_TASK TO CARRY OUT_
Repeat the listing in full. Nothing may be added or left out.

_INPUT FOR THIS TASK_
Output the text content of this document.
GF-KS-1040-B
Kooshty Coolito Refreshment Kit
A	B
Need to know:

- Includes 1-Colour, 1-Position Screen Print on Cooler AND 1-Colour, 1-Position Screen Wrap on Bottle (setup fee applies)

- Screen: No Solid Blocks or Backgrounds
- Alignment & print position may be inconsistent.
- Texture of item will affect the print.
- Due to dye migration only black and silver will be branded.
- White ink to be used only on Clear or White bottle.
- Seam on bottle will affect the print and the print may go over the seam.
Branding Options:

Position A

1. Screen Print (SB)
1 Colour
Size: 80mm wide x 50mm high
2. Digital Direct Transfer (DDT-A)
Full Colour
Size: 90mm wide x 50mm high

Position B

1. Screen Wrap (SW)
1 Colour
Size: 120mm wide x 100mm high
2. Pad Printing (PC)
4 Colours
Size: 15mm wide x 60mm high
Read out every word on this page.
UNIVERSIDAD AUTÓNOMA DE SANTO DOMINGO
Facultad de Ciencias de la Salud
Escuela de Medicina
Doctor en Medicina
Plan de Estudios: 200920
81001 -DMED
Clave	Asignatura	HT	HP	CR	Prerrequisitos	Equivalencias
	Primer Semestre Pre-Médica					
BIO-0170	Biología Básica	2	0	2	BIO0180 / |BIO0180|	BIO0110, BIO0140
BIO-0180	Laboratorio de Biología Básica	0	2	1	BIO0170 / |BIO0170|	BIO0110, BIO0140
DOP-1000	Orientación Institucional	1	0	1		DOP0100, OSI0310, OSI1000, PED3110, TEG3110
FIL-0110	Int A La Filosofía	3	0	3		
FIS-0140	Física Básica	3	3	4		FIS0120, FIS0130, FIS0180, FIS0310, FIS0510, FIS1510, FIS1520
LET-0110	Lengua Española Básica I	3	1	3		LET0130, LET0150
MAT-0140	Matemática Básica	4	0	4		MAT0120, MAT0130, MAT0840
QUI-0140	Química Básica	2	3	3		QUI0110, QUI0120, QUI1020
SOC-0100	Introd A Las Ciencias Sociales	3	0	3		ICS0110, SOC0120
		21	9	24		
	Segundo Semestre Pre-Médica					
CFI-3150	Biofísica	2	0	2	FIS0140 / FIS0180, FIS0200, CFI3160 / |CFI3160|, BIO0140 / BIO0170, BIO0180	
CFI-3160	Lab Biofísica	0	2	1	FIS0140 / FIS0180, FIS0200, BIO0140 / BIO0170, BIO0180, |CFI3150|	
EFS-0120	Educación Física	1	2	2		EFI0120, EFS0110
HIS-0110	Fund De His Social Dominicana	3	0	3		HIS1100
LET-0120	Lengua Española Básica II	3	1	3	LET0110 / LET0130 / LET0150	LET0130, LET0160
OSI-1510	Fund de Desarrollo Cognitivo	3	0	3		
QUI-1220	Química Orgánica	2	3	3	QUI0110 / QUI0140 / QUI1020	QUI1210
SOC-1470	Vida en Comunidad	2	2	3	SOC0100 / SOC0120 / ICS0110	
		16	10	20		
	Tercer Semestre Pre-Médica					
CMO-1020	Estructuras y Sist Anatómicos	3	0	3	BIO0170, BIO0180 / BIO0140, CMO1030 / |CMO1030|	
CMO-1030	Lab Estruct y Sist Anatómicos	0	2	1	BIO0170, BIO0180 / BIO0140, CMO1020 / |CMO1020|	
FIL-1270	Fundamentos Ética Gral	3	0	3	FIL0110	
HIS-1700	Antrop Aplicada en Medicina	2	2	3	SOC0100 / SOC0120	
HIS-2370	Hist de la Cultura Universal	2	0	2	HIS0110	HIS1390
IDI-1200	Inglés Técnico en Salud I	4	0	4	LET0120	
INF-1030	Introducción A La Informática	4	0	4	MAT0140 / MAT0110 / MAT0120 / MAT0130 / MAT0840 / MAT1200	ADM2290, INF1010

_EXERCISE OUTPUT_
Output the text content of this document.
GF-KS-1040-B
Kooshty Coolito Refreshment Kit
A	B
Need to know:

- Includes 1-Colour, 1-Position Screen Print on Cooler AND 1-Colour, 1-Position Screen Wrap on Bottle (setup fee applies)

- Screen: No Solid Blocks or Backgrounds
- Alignment & print position may be inconsistent.
- Texture of item will affect the print.
- Due to dye migration only black and silver will be branded.
- White ink to be used only on Clear or White bottle.
- Seam on bottle will affect the print and the print may go over the seam.
Branding Options:

Position A

1. Screen Print (SB)
1 Colour
Size: 80mm wide x 50mm high
2. Digital Direct Transfer (DDT-A)
Full Colour
Size: 90mm wide x 50mm high

Position B

1. Screen Wrap (SW)
1 Colour
Size: 120mm wide x 100mm high
2. Pad Printing (PC)
4 Colours
Size: 15mm wide x 60mm high
Read out every word on this page.
UNIVERSIDAD AUTÓNOMA DE SANTO DOMINGO
Facultad de Ciencias de la Salud
Escuela de Medicina
Doctor en Medicina
Plan de Estudios: 200920
81001 -DMED
Clave	Asignatura	HT	HP	CR	Prerrequisitos	Equivalencias
	Primer Semestre Pre-Médica					
BIO-0170	Biología Básica	2	0	2	BIO0180 / |BIO0180|	BIO0110, BIO0140
BIO-0180	Laboratorio de Biología Básica	0	2	1	BIO0170 / |BIO0170|	BIO0110, BIO0140
DOP-1000	Orientación Institucional	1	0	1		DOP0100, OSI0310, OSI1000, PED3110, TEG3110
FIL-0110	Int A La Filosofía	3	0	3		
FIS-0140	Física Básica	3	3	4		FIS0120, FIS0130, FIS0180, FIS0310, FIS0510, FIS1510, FIS1520
LET-0110	Lengua Española Básica I	3	1	3		LET0130, LET0150
MAT-0140	Matemática Básica	4	0	4		MAT0120, MAT0130, MAT0840
QUI-0140	Química Básica	2	3	3		QUI0110, QUI0120, QUI1020
SOC-0100	Introd A Las Ciencias Sociales	3	0	3		ICS0110, SOC0120
		21	9	24		
	Segundo Semestre Pre-Médica					
CFI-3150	Biofísica	2	0	2	FIS0140 / FIS0180, FIS0200, CFI3160 / |CFI3160|, BIO0140 / BIO0170, BIO0180	
CFI-3160	Lab Biofísica	0	2	1	FIS0140 / FIS0180, FIS0200, BIO0140 / BIO0170, BIO0180, |CFI3150|	
EFS-0120	Educación Física	1	2	2		EFI0120, EFS0110
HIS-0110	Fund De His Social Dominicana	3	0	3		HIS1100
LET-0120	Lengua Española Básica II	3	1	3	LET0110 / LET0130 / LET0150	LET0130, LET0160
OSI-1510	Fund de Desarrollo Cognitivo	3	0	3		
QUI-1220	Química Orgánica	2	3	3	QUI0110 / QUI0140 / QUI1020	QUI1210
SOC-1470	Vida en Comunidad	2	2	3	SOC0100 / SOC0120 / ICS0110	
		16	10	20		
	Tercer Semestre Pre-Médica					
CMO-1020	Estructuras y Sist Anatómicos	3	0	3	BIO0170, BIO0180 / BIO0140, CMO1030 / |CMO1030|	
CMO-1030	Lab Estruct y Sist Anatómicos	0	2	1	BIO0170, BIO0180 / BIO0140, CMO1020 / |CMO1020|	
FIL-1270	Fundamentos Ética Gral	3	0	3	FIL0110	
HIS-1700	Antrop Aplicada en Medicina	2	2	3	SOC0100 / SOC0120	
HIS-2370	Hist de la Cultura Universal	2	0	2	HIS0110	HIS1390
IDI-1200	Inglés Técnico en Salud I	4	0	4	LET0120	
INF-1030	Introducción A La Informática	4	0	4	MAT0140 / MAT0110 / MAT0120 / MAT0130 / MAT0840 / MAT1200	ADM2290, INF1010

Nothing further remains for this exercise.